Items
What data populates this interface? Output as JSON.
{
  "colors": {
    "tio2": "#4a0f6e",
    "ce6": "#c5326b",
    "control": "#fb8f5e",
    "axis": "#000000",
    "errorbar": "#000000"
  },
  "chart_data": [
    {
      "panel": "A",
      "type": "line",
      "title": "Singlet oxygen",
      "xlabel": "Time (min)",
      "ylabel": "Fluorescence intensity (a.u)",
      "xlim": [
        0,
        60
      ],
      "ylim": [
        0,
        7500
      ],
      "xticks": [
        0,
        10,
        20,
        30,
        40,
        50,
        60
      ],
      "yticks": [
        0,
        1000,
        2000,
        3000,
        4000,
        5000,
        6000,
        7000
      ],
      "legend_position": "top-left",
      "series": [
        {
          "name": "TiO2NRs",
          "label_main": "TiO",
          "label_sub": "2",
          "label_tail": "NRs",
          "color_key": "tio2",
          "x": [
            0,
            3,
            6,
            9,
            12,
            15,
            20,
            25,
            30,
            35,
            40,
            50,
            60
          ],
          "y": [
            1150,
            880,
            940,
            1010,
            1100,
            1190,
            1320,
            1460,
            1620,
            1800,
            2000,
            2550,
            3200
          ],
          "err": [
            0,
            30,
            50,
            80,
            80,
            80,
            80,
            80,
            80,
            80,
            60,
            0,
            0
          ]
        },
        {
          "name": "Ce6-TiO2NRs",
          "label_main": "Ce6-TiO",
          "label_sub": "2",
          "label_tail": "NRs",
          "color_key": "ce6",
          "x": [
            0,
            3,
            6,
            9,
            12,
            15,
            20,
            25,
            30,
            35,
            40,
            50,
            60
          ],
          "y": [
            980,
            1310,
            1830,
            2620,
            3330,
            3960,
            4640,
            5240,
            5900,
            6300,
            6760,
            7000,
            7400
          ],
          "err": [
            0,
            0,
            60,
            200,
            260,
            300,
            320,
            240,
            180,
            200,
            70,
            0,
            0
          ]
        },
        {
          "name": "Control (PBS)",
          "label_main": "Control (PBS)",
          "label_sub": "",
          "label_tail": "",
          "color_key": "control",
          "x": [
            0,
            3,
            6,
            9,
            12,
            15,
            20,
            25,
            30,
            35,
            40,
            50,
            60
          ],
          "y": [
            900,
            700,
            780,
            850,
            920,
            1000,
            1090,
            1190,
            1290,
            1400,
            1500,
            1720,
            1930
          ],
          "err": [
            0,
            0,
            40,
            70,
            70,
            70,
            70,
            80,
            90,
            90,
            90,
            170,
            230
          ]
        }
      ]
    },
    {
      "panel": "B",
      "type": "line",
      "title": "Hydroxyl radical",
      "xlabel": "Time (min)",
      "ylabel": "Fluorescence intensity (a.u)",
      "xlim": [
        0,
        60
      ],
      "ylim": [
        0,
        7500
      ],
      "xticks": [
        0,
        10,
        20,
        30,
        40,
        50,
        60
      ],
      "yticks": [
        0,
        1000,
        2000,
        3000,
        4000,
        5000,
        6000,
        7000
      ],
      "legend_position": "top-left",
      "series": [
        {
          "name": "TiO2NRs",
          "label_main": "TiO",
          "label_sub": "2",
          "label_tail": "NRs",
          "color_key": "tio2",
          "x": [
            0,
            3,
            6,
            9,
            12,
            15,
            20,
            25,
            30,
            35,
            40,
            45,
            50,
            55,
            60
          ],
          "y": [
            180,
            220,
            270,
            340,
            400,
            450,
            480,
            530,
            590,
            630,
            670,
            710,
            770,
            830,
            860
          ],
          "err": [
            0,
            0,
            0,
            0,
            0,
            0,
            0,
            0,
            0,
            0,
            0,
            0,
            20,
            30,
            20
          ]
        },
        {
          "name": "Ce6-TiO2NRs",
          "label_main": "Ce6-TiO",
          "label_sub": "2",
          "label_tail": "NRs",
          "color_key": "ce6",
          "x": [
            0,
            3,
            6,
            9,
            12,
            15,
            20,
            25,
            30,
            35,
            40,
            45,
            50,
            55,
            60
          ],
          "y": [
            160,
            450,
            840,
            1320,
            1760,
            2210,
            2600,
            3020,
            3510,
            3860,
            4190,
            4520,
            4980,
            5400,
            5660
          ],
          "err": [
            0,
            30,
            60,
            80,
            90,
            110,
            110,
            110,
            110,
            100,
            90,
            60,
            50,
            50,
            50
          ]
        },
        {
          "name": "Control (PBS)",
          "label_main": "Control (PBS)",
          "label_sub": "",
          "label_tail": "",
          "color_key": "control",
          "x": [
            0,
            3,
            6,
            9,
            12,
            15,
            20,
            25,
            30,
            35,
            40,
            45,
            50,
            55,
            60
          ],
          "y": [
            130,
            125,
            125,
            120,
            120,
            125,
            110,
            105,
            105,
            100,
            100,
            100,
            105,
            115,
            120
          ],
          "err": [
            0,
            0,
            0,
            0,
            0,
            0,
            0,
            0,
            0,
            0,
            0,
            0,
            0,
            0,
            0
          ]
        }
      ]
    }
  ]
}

Given exercise
Restate each record word for word.

Complete response
What data populates this interface? Output as JSON.
{
  "colors": {
    "tio2": "#4a0f6e",
    "ce6": "#c5326b",
    "control": "#fb8f5e",
    "axis": "#000000",
    "errorbar": "#000000"
  },
  "chart_data": [
    {
      "panel": "A",
      "type": "line",
      "title": "Singlet oxygen",
      "xlabel": "Time (min)",
      "ylabel": "Fluorescence intensity (a.u)",
      "xlim": [
        0,
        60
      ],
      "ylim": [
        0,
        7500
      ],
      "xticks": [
        0,
        10,
        20,
        30,
        40,
        50,
        60
      ],
      "yticks": [
        0,
        1000,
        2000,
        3000,
        4000,
        5000,
        6000,
        7000
      ],
      "legend_position": "top-left",
      "series": [
        {
          "name": "TiO2NRs",
          "label_main": "TiO",
          "label_sub": "2",
          "label_tail": "NRs",
          "color_key": "tio2",
          "x": [
            0,
            3,
            6,
            9,
            12,
            15,
            20,
            25,
            30,
            35,
            40,
            50,
            60
          ],
          "y": [
            1150,
            880,
            940,
            1010,
            1100,
            1190,
            1320,
            1460,
            1620,
            1800,
            2000,
            2550,
            3200
          ],
          "err": [
            0,
            30,
            50,
            80,
            80,
            80,
            80,
            80,
            80,
            80,
            60,
            0,
            0
          ]
        },
        {
          "name": "Ce6-TiO2NRs",
          "label_main": "Ce6-TiO",
          "label_sub": "2",
          "label_tail": "NRs",
          "color_key": "ce6",
          "x": [
            0,
            3,
            6,
            9,
            12,
            15,
            20,
            25,
            30,
            35,
            40,
            50,
            60
          ],
          "y": [
            980,
            1310,
            1830,
            2620,
            3330,
            3960,
            4640,
            5240,
            5900,
            6300,
            6760,
            7000,
            7400
          ],
          "err": [
            0,
            0,
            60,
            200,
            260,
            300,
            320,
            240,
            180,
            200,
            70,
            0,
            0
          ]
        },
        {
          "name": "Control (PBS)",
          "label_main": "Control (PBS)",
          "label_sub": "",
          "label_tail": "",
          "color_key": "control",
          "x": [
            0,
            3,
            6,
            9,
            12,
            15,
            20,
            25,
            30,
            35,
            40,
            50,
            60
          ],
          "y": [
            900,
            700,
            780,
            850,
            920,
            1000,
            1090,
            1190,
            1290,
            1400,
            1500,
            1720,
            1930
          ],
          "err": [
            0,
            0,
            40,
            70,
            70,
            70,
            70,
            80,
            90,
            90,
            90,
            170,
            230
          ]
        }
      ]
    },
    {
      "panel": "B",
      "type": "line",
      "title": "Hydroxyl radical",
      "xlabel": "Time (min)",
      "ylabel": "Fluorescence intensity (a.u)",
      "xlim": [
        0,
        60
      ],
      "ylim": [
        0,
        7500
      ],
      "xticks": [
        0,
        10,
        20,
        30,
        40,
        50,
        60
      ],
      "yticks": [
        0,
        1000,
        2000,
        3000,
        4000,
        5000,
        6000,
        7000
      ],
      "legend_position": "top-left",
      "series": [
        {
          "name": "TiO2NRs",
          "label_main": "TiO",
          "label_sub": "2",
          "label_tail": "NRs",
          "color_key": "tio2",
          "x": [
            0,
            3,
            6,
            9,
            12,
            15,
            20,
            25,
            30,
            35,
            40,
            45,
            50,
            55,
            60
          ],
          "y": [
            180,
            220,
            270,
            340,
            400,
            450,
            480,
            530,
            590,
            630,
            670,
            710,
            770,
            830,
            860
          ],
          "err": [
            0,
            0,
            0,
            0,
            0,
            0,
            0,
            0,
            0,
            0,
            0,
            0,
            20,
            30,
            20
          ]
        },
        {
          "name": "Ce6-TiO2NRs",
          "label_main": "Ce6-TiO",
          "label_sub": "2",
          "label_tail": "NRs",
          "color_key": "ce6",
          "x": [
            0,
            3,
            6,
            9,
            12,
            15,
            20,
            25,
            30,
            35,
            40,
            45,
            50,
            55,
            60
          ],
          "y": [
            160,
            450,
            840,
            1320,
            1760,
            2210,
            2600,
            3020,
            3510,
            3860,
            4190,
            4520,
            4980,
            5400,
            5660
          ],
          "err": [
            0,
            30,
            60,
            80,
            90,
            110,
            110,
            110,
            110,
            100,
            90,
            60,
            50,
            50,
            50
          ]
        },
        {
          "name": "Control (PBS)",
          "label_main": "Control (PBS)",
          "label_sub": "",
          "label_tail": "",
          "color_key": "control",
          "x": [
            0,
            3,
            6,
            9,
            12,
            15,
            20,
            25,
            30,
            35,
            40,
            45,
            50,
            55,
            60
          ],
          "y": [
            130,
            125,
            125,
            120,
            120,
            125,
            110,
            105,
            105,
            100,
            100,
            100,
            105,
            115,
            120
          ],
          "err": [
            0,
            0,
            0,
            0,
            0,
            0,
            0,
            0,
            0,
            0,
            0,
            0,
            0,
            0,
            0
          ]
        }
      ]
    }
  ]
}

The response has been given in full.